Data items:
◆ ◆ ◆

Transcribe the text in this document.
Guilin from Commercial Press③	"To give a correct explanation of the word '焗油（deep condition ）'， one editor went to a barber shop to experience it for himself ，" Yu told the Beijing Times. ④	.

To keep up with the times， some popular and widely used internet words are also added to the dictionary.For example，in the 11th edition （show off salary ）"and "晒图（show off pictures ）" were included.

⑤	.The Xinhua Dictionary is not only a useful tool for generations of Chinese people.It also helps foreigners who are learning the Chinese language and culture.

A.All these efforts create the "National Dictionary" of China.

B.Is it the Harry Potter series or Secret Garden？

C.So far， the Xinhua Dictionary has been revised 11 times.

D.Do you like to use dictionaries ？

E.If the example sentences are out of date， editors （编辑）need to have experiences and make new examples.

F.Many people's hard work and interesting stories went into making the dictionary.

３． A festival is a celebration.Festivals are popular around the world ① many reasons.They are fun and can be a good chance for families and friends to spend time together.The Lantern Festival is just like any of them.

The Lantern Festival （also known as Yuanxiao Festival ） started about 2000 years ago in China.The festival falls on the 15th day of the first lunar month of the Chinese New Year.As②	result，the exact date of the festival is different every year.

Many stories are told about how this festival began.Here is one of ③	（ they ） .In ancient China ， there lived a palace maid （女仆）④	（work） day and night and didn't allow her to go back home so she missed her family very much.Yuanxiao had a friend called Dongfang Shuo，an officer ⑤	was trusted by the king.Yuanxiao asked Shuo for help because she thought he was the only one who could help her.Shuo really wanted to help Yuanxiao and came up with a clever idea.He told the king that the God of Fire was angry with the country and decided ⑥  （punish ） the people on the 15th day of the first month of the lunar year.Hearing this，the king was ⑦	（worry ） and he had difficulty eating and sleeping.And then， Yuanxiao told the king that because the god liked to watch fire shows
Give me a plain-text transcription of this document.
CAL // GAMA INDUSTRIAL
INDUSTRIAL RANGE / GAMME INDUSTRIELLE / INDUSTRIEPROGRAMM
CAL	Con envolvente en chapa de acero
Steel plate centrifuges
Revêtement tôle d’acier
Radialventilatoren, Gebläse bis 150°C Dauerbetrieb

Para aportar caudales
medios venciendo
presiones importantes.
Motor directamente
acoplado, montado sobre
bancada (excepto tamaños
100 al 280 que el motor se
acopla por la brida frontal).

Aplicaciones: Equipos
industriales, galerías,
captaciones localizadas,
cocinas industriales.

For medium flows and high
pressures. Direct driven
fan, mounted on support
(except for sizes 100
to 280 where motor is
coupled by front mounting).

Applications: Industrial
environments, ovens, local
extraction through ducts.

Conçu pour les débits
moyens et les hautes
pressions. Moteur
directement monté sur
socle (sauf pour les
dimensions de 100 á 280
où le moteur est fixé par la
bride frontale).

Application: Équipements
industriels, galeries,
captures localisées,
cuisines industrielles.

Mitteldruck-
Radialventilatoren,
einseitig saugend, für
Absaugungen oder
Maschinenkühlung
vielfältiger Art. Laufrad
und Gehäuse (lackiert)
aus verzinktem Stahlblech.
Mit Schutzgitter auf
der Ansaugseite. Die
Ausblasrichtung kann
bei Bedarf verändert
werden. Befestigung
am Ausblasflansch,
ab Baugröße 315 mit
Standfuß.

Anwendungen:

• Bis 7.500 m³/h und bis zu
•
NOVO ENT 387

◆ ◆ ◆

> [TASK DESCRIPTION]
Your task is to repeat every entry exactly.

> [TASK ANSWER]
Transcribe the text in this document.
Guilin from Commercial Press③	"To give a correct explanation of the word '焗油（deep condition ）'， one editor went to a barber shop to experience it for himself ，" Yu told the Beijing Times. ④	.

To keep up with the times， some popular and widely used internet words are also added to the dictionary.For example，in the 11th edition （show off salary ）"and "晒图（show off pictures ）" were included.

⑤	.The Xinhua Dictionary is not only a useful tool for generations of Chinese people.It also helps foreigners who are learning the Chinese language and culture.

A.All these efforts create the "National Dictionary" of China.

B.Is it the Harry Potter series or Secret Garden？

C.So far， the Xinhua Dictionary has been revised 11 times.

D.Do you like to use dictionaries ？

E.If the example sentences are out of date， editors （编辑）need to have experiences and make new examples.

F.Many people's hard work and interesting stories went into making the dictionary.

３． A festival is a celebration.Festivals are popular around the world ① many reasons.They are fun and can be a good chance for families and friends to spend time together.The Lantern Festival is just like any of them.

The Lantern Festival （also known as Yuanxiao Festival ） started about 2000 years ago in China.The festival falls on the 15th day of the first lunar month of the Chinese New Year.As②	result，the exact date of the festival is different every year.

Many stories are told about how this festival began.Here is one of ③	（ they ） .In ancient China ， there lived a palace maid （女仆）④	（work） day and night and didn't allow her to go back home so she missed her family very much.Yuanxiao had a friend called Dongfang Shuo，an officer ⑤	was trusted by the king.Yuanxiao asked Shuo for help because she thought he was the only one who could help her.Shuo really wanted to help Yuanxiao and came up with a clever idea.He told the king that the God of Fire was angry with the country and decided ⑥  （punish ） the people on the 15th day of the first month of the lunar year.Hearing this，the king was ⑦	（worry ） and he had difficulty eating and sleeping.And then， Yuanxiao told the king that because the god liked to watch fire shows
Give me a plain-text transcription of this document.
CAL // GAMA INDUSTRIAL
INDUSTRIAL RANGE / GAMME INDUSTRIELLE / INDUSTRIEPROGRAMM
CAL	Con envolvente en chapa de acero
Steel plate centrifuges
Revêtement tôle d’acier
Radialventilatoren, Gebläse bis 150°C Dauerbetrieb

Para aportar caudales
medios venciendo
presiones importantes.
Motor directamente
acoplado, montado sobre
bancada (excepto tamaños
100 al 280 que el motor se
acopla por la brida frontal).

Aplicaciones: Equipos
industriales, galerías,
captaciones localizadas,
cocinas industriales.

For medium flows and high
pressures. Direct driven
fan, mounted on support
(except for sizes 100
to 280 where motor is
coupled by front mounting).

Applications: Industrial
environments, ovens, local
extraction through ducts.

Conçu pour les débits
moyens et les hautes
pressions. Moteur
directement monté sur
socle (sauf pour les
dimensions de 100 á 280
où le moteur est fixé par la
bride frontale).

Application: Équipements
industriels, galeries,
captures localisées,
cuisines industrielles.

Mitteldruck-
Radialventilatoren,
einseitig saugend, für
Absaugungen oder
Maschinenkühlung
vielfältiger Art. Laufrad
und Gehäuse (lackiert)
aus verzinktem Stahlblech.
Mit Schutzgitter auf
der Ansaugseite. Die
Ausblasrichtung kann
bei Bedarf verändert
werden. Befestigung
am Ausblasflansch,
ab Baugröße 315 mit
Standfuß.

Anwendungen:

• Bis 7.500 m³/h und bis zu
•
NOVO ENT 387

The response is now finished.